- **TASK OBJECTIVE**: Find every line containing the word "Radinghem" in the records below; report only how many there are.

- **RECORD SET**:
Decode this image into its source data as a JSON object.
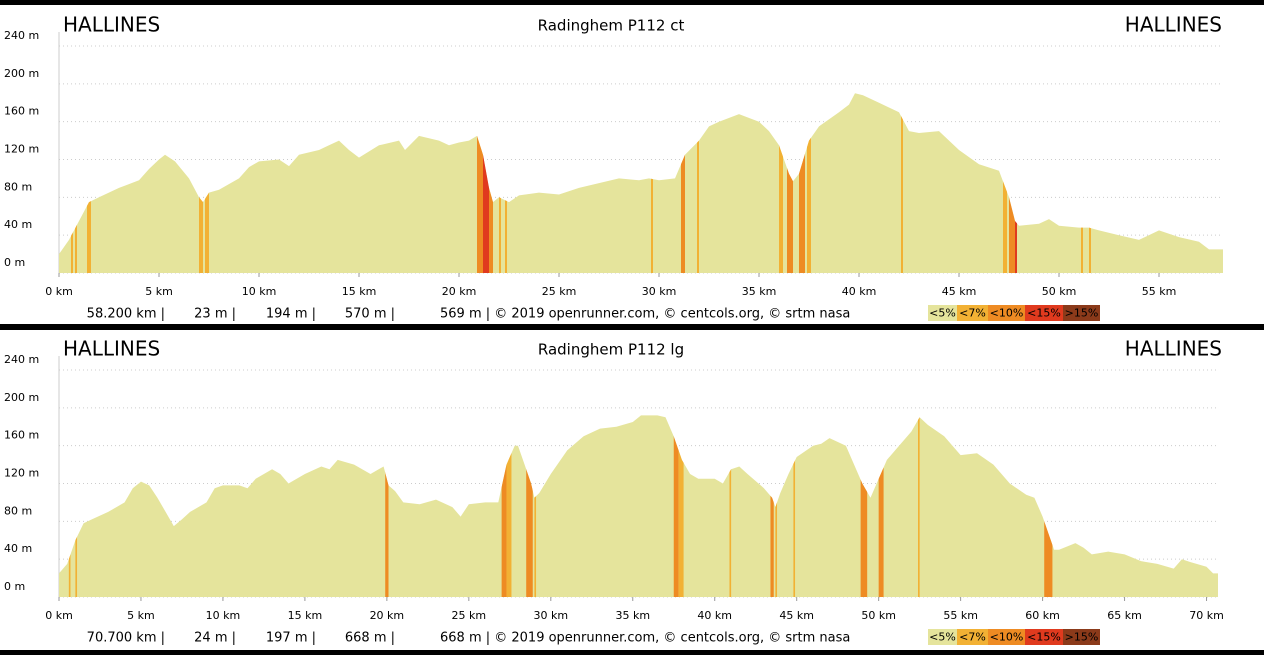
{
  "chart_data": [
    {
      "type": "area",
      "title": "Radinghem P112 ct",
      "start_label": "HALLINES",
      "end_label": "HALLINES",
      "color": "#e5e49c",
      "x": [
        0,
        0.5,
        1,
        1.5,
        2,
        3,
        4,
        4.5,
        5,
        5.3,
        5.8,
        6.5,
        7,
        7.2,
        7.5,
        8,
        9,
        9.5,
        10,
        11,
        11.5,
        12,
        13,
        13.5,
        14,
        14.5,
        15,
        16,
        17,
        17.3,
        18,
        19,
        19.5,
        20,
        20.5,
        20.9,
        21.2,
        21.5,
        21.7,
        22,
        22.5,
        23,
        24,
        25,
        26,
        27,
        28,
        29,
        29.5,
        30,
        30.8,
        31.3,
        32,
        32.5,
        33,
        34,
        35,
        35.5,
        36,
        36.5,
        36.7,
        37,
        37.5,
        38,
        39,
        39.5,
        39.8,
        40.2,
        41,
        42,
        42.5,
        43,
        44,
        45,
        46,
        47,
        47.5,
        47.8,
        48,
        49,
        49.5,
        50,
        51,
        51.5,
        52,
        53,
        54,
        55,
        56,
        57,
        57.5,
        58.2
      ],
      "values": [
        20,
        35,
        55,
        75,
        80,
        90,
        98,
        110,
        120,
        125,
        118,
        100,
        80,
        75,
        85,
        88,
        100,
        112,
        118,
        120,
        113,
        125,
        130,
        135,
        140,
        130,
        122,
        135,
        140,
        130,
        145,
        140,
        135,
        138,
        140,
        145,
        125,
        90,
        75,
        80,
        75,
        82,
        85,
        83,
        90,
        95,
        100,
        98,
        100,
        98,
        100,
        125,
        140,
        155,
        160,
        168,
        160,
        150,
        135,
        105,
        97,
        105,
        140,
        155,
        170,
        178,
        190,
        188,
        180,
        170,
        150,
        148,
        150,
        130,
        115,
        108,
        80,
        55,
        50,
        52,
        57,
        50,
        48,
        48,
        45,
        40,
        35,
        45,
        38,
        33,
        25,
        25
      ],
      "bands": [
        {
          "from": 0.6,
          "to": 0.7,
          "color": "#f2b134"
        },
        {
          "from": 0.8,
          "to": 0.9,
          "color": "#f2b134"
        },
        {
          "from": 1.4,
          "to": 1.6,
          "color": "#f2b134"
        },
        {
          "from": 7.0,
          "to": 7.2,
          "color": "#f2b134"
        },
        {
          "from": 7.3,
          "to": 7.5,
          "color": "#f2b134"
        },
        {
          "from": 20.9,
          "to": 21.2,
          "color": "#ee8b23"
        },
        {
          "from": 21.2,
          "to": 21.5,
          "color": "#e03a1e"
        },
        {
          "from": 21.5,
          "to": 21.7,
          "color": "#ee8b23"
        },
        {
          "from": 22.0,
          "to": 22.1,
          "color": "#f2b134"
        },
        {
          "from": 22.3,
          "to": 22.4,
          "color": "#f2b134"
        },
        {
          "from": 29.6,
          "to": 29.7,
          "color": "#f2b134"
        },
        {
          "from": 31.1,
          "to": 31.3,
          "color": "#ee8b23"
        },
        {
          "from": 31.9,
          "to": 32.0,
          "color": "#f2b134"
        },
        {
          "from": 36.0,
          "to": 36.2,
          "color": "#f2b134"
        },
        {
          "from": 36.4,
          "to": 36.7,
          "color": "#ee8b23"
        },
        {
          "from": 37.0,
          "to": 37.3,
          "color": "#ee8b23"
        },
        {
          "from": 37.4,
          "to": 37.6,
          "color": "#f2b134"
        },
        {
          "from": 42.1,
          "to": 42.2,
          "color": "#f2b134"
        },
        {
          "from": 47.2,
          "to": 47.4,
          "color": "#f2b134"
        },
        {
          "from": 47.5,
          "to": 47.8,
          "color": "#ee8b23"
        },
        {
          "from": 47.8,
          "to": 47.9,
          "color": "#e03a1e"
        },
        {
          "from": 51.1,
          "to": 51.2,
          "color": "#f2b134"
        },
        {
          "from": 51.5,
          "to": 51.6,
          "color": "#f2b134"
        }
      ],
      "xlim": [
        0,
        58.2
      ],
      "ylim": [
        0,
        240
      ],
      "xticks": [
        {
          "value": 0,
          "label": "0 km"
        },
        {
          "value": 5,
          "label": "5 km"
        },
        {
          "value": 10,
          "label": "10 km"
        },
        {
          "value": 15,
          "label": "15 km"
        },
        {
          "value": 20,
          "label": "20 km"
        },
        {
          "value": 25,
          "label": "25 km"
        },
        {
          "value": 30,
          "label": "30 km"
        },
        {
          "value": 35,
          "label": "35 km"
        },
        {
          "value": 40,
          "label": "40 km"
        },
        {
          "value": 45,
          "label": "45 km"
        },
        {
          "value": 50,
          "label": "50 km"
        },
        {
          "value": 55,
          "label": "55 km"
        }
      ],
      "yticks": [
        {
          "value": 0,
          "label": "0 m"
        },
        {
          "value": 40,
          "label": "40 m"
        },
        {
          "value": 80,
          "label": "80 m"
        },
        {
          "value": 120,
          "label": "120 m"
        },
        {
          "value": 160,
          "label": "160 m"
        },
        {
          "value": 200,
          "label": "200 m"
        },
        {
          "value": 240,
          "label": "240 m"
        }
      ],
      "grid": true,
      "stats": [
        "58.200 km |",
        "23 m |",
        "194 m |",
        "570 m |",
        "569 m | © 2019 openrunner.com, © centcols.org, © srtm nasa"
      ],
      "legend": [
        {
          "name": "<5%",
          "color": "#e5e49c"
        },
        {
          "name": "<7%",
          "color": "#f2b134"
        },
        {
          "name": "<10%",
          "color": "#ee8b23"
        },
        {
          "name": "<15%",
          "color": "#e03a1e"
        },
        {
          "name": ">15%",
          "color": "#8b3a1a"
        }
      ]
    },
    {
      "type": "area",
      "title": "Radinghem P112 lg",
      "start_label": "HALLINES",
      "end_label": "HALLINES",
      "color": "#e5e49c",
      "x": [
        0,
        0.5,
        1,
        1.5,
        2,
        3,
        4,
        4.5,
        5,
        5.5,
        6,
        6.5,
        7,
        7.5,
        8,
        9,
        9.5,
        10,
        11,
        11.5,
        12,
        13,
        13.5,
        14,
        15,
        16,
        16.5,
        17,
        18,
        19,
        19.5,
        19.8,
        20.1,
        20.5,
        21,
        22,
        23,
        24,
        24.5,
        25,
        26,
        26.8,
        27.3,
        27.8,
        28,
        28.4,
        28.8,
        29,
        29.3,
        30,
        31,
        32,
        33,
        34,
        35,
        35.5,
        36.5,
        37,
        37.5,
        38,
        38.5,
        39,
        40,
        40.5,
        41,
        41.5,
        42,
        43,
        43.5,
        43.7,
        44,
        44.5,
        45,
        46,
        46.5,
        47,
        48,
        48.5,
        49,
        49.5,
        50,
        50.5,
        51,
        52,
        52.5,
        53,
        54,
        55,
        56,
        57,
        58,
        59,
        59.5,
        60,
        60.5,
        60.7,
        61,
        62,
        62.5,
        63,
        64,
        65,
        66,
        67,
        68,
        68.5,
        69,
        70,
        70.4,
        70.7
      ],
      "values": [
        25,
        35,
        60,
        78,
        82,
        90,
        100,
        115,
        122,
        118,
        105,
        90,
        75,
        82,
        90,
        100,
        115,
        118,
        118,
        115,
        125,
        135,
        130,
        120,
        130,
        138,
        135,
        145,
        140,
        130,
        135,
        138,
        118,
        112,
        100,
        98,
        103,
        95,
        85,
        98,
        100,
        100,
        140,
        160,
        160,
        140,
        120,
        105,
        110,
        130,
        155,
        170,
        178,
        180,
        185,
        192,
        192,
        190,
        170,
        145,
        130,
        125,
        125,
        120,
        135,
        138,
        130,
        115,
        105,
        95,
        110,
        130,
        148,
        160,
        162,
        168,
        160,
        140,
        120,
        105,
        125,
        145,
        155,
        175,
        190,
        182,
        170,
        150,
        152,
        140,
        120,
        108,
        105,
        85,
        60,
        50,
        50,
        57,
        52,
        45,
        48,
        45,
        38,
        35,
        30,
        40,
        37,
        32,
        25,
        25
      ],
      "bands": [
        {
          "from": 0.6,
          "to": 0.7,
          "color": "#f2b134"
        },
        {
          "from": 1.0,
          "to": 1.1,
          "color": "#f2b134"
        },
        {
          "from": 19.9,
          "to": 20.1,
          "color": "#ee8b23"
        },
        {
          "from": 27.0,
          "to": 27.3,
          "color": "#ee8b23"
        },
        {
          "from": 27.3,
          "to": 27.6,
          "color": "#f2b134"
        },
        {
          "from": 28.5,
          "to": 28.9,
          "color": "#ee8b23"
        },
        {
          "from": 29.0,
          "to": 29.1,
          "color": "#f2b134"
        },
        {
          "from": 37.5,
          "to": 37.8,
          "color": "#ee8b23"
        },
        {
          "from": 37.8,
          "to": 38.1,
          "color": "#f2b134"
        },
        {
          "from": 40.9,
          "to": 41.0,
          "color": "#f2b134"
        },
        {
          "from": 43.4,
          "to": 43.6,
          "color": "#ee8b23"
        },
        {
          "from": 43.7,
          "to": 43.8,
          "color": "#f2b134"
        },
        {
          "from": 44.8,
          "to": 44.9,
          "color": "#f2b134"
        },
        {
          "from": 48.9,
          "to": 49.3,
          "color": "#ee8b23"
        },
        {
          "from": 50.0,
          "to": 50.3,
          "color": "#ee8b23"
        },
        {
          "from": 52.4,
          "to": 52.5,
          "color": "#f2b134"
        },
        {
          "from": 60.1,
          "to": 60.6,
          "color": "#ee8b23"
        }
      ],
      "xlim": [
        0,
        70.7
      ],
      "ylim": [
        0,
        240
      ],
      "xticks": [
        {
          "value": 0,
          "label": "0 km"
        },
        {
          "value": 5,
          "label": "5 km"
        },
        {
          "value": 10,
          "label": "10 km"
        },
        {
          "value": 15,
          "label": "15 km"
        },
        {
          "value": 20,
          "label": "20 km"
        },
        {
          "value": 25,
          "label": "25 km"
        },
        {
          "value": 30,
          "label": "30 km"
        },
        {
          "value": 35,
          "label": "35 km"
        },
        {
          "value": 40,
          "label": "40 km"
        },
        {
          "value": 45,
          "label": "45 km"
        },
        {
          "value": 50,
          "label": "50 km"
        },
        {
          "value": 55,
          "label": "55 km"
        },
        {
          "value": 60,
          "label": "60 km"
        },
        {
          "value": 65,
          "label": "65 km"
        },
        {
          "value": 70,
          "label": "70 km"
        }
      ],
      "yticks": [
        {
          "value": 0,
          "label": "0 m"
        },
        {
          "value": 40,
          "label": "40 m"
        },
        {
          "value": 80,
          "label": "80 m"
        },
        {
          "value": 120,
          "label": "120 m"
        },
        {
          "value": 160,
          "label": "160 m"
        },
        {
          "value": 200,
          "label": "200 m"
        },
        {
          "value": 240,
          "label": "240 m"
        }
      ],
      "grid": true,
      "stats": [
        "70.700 km |",
        "24 m |",
        "197 m |",
        "668 m |",
        "668 m | © 2019 openrunner.com, © centcols.org, © srtm nasa"
      ],
      "legend": [
        {
          "name": "<5%",
          "color": "#e5e49c"
        },
        {
          "name": "<7%",
          "color": "#f2b134"
        },
        {
          "name": "<10%",
          "color": "#ee8b23"
        },
        {
          "name": "<15%",
          "color": "#e03a1e"
        },
        {
          "name": ">15%",
          "color": "#8b3a1a"
        }
      ]
    }
  ]
}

- **FINISHED ANSWER**: 2